▸ **Exercise data**:

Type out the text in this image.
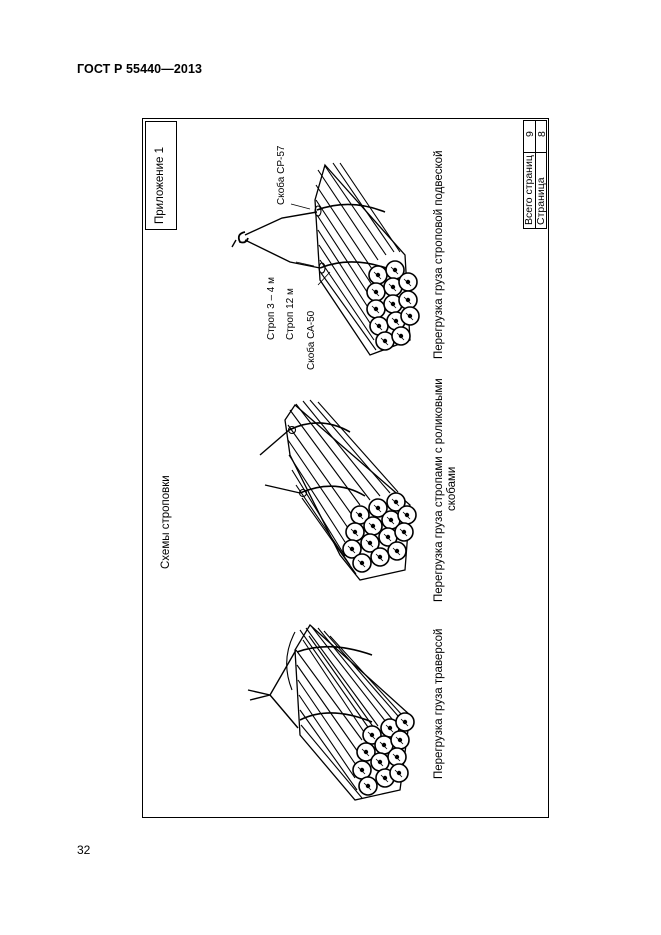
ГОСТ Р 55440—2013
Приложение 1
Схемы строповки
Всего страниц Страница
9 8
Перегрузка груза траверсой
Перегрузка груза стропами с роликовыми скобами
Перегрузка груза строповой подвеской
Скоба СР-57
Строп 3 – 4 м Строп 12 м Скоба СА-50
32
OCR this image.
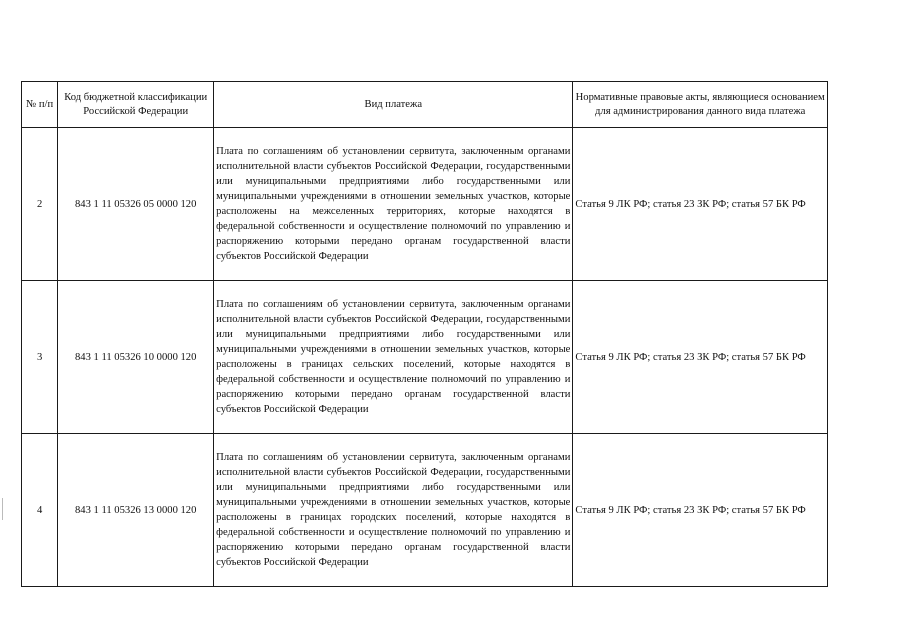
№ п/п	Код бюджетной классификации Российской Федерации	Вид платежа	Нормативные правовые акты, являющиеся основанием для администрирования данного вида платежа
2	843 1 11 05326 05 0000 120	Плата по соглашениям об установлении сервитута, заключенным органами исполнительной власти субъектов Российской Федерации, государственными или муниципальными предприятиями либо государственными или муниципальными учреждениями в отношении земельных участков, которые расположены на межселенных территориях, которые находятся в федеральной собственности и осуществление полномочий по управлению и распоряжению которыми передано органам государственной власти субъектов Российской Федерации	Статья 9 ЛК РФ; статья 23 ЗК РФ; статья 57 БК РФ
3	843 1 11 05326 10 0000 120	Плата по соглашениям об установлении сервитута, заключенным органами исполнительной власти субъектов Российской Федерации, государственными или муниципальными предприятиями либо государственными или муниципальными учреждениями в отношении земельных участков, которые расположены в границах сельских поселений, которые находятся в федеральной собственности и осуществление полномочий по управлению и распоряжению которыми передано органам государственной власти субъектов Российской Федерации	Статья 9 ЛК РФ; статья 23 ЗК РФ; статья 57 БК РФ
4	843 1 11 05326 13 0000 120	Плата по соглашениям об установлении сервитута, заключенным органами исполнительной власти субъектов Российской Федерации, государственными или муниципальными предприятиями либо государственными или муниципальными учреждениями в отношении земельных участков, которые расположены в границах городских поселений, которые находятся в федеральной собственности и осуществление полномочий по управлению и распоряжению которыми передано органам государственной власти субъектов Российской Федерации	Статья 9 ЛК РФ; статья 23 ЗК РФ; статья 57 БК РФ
...
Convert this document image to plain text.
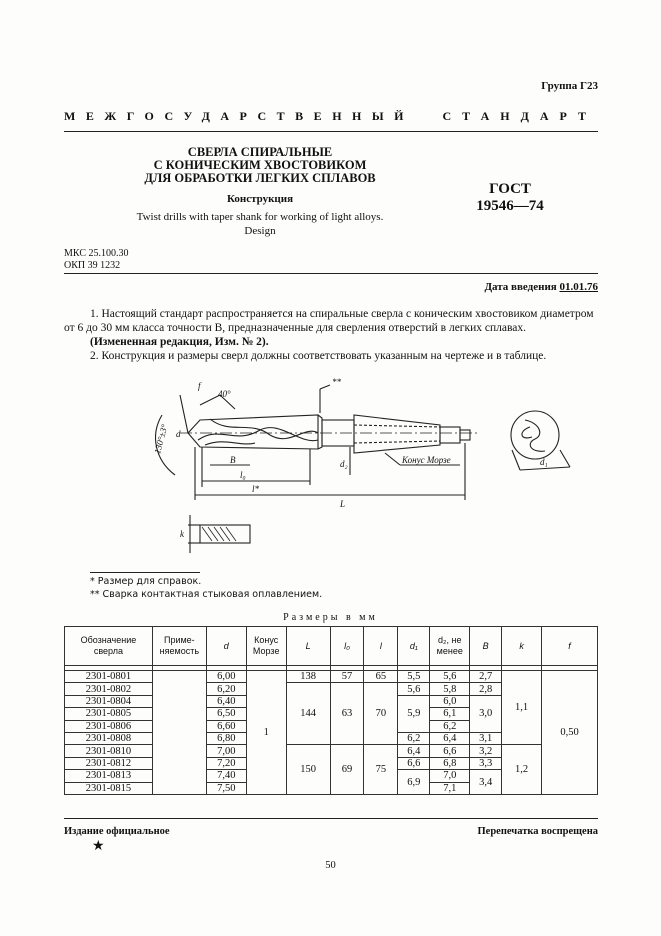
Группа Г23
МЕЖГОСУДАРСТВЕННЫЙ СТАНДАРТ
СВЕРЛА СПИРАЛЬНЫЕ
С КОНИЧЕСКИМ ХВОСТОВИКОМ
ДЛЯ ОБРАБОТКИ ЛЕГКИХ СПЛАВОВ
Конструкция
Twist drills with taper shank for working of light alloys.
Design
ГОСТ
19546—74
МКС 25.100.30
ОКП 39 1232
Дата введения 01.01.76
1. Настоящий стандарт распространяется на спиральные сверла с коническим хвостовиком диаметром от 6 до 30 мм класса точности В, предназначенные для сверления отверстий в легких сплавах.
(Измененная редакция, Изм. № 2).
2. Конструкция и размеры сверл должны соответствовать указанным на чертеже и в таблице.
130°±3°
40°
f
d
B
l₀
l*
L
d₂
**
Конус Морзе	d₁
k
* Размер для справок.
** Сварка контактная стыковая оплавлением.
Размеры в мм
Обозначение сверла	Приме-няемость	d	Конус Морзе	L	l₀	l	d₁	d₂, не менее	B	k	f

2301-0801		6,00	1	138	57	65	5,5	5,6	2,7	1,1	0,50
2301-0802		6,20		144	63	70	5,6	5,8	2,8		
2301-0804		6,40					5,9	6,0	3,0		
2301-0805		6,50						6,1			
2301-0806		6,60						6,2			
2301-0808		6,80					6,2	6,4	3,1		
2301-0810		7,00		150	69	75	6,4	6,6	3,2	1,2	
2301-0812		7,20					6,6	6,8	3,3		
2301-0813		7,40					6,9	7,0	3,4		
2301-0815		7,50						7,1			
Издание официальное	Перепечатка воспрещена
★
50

▸ **Task to carry out**: Scan the material above for the string "Перегрузка" and report each line where you find it.

▸ **Completed task**:
Перегрузка груза траверсой
Перегрузка груза стропами с роликовыми скобами
Перегрузка груза строповой подвеской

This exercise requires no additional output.